# The request
Check every line below for the word "hint" and copy the ones that have it.

Stored data entries:
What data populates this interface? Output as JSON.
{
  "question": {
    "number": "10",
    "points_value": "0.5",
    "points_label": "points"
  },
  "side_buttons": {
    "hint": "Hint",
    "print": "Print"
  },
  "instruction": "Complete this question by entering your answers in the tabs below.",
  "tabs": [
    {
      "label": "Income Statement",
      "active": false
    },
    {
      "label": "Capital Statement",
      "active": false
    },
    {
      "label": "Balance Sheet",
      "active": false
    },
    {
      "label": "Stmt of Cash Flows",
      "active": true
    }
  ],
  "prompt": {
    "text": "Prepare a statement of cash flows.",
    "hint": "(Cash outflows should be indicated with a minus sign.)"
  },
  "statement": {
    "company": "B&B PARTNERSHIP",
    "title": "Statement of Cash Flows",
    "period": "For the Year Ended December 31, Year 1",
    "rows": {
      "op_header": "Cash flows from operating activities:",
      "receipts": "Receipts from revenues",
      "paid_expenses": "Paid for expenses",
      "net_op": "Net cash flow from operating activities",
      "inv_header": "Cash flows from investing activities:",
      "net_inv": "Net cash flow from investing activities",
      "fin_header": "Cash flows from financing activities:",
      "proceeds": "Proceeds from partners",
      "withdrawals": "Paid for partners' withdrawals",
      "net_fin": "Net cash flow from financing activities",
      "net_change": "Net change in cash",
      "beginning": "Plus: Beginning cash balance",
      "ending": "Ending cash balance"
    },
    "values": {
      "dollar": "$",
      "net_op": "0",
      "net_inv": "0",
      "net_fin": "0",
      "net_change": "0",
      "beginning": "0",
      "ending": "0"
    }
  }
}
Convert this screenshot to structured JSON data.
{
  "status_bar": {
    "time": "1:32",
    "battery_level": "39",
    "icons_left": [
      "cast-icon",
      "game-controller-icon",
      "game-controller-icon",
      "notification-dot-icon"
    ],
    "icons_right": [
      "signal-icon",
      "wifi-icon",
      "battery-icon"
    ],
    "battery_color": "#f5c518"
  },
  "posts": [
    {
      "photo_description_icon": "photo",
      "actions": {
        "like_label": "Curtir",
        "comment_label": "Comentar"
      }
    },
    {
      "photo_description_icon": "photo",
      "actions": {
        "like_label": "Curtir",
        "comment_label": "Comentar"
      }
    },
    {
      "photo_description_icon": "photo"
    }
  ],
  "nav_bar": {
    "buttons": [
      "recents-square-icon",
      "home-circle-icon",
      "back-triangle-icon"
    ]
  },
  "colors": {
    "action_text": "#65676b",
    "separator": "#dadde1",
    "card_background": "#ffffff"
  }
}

# Result
    "hint": "Hint",
    "hint": "(Cash outflows should be indicated with a minus sign.)"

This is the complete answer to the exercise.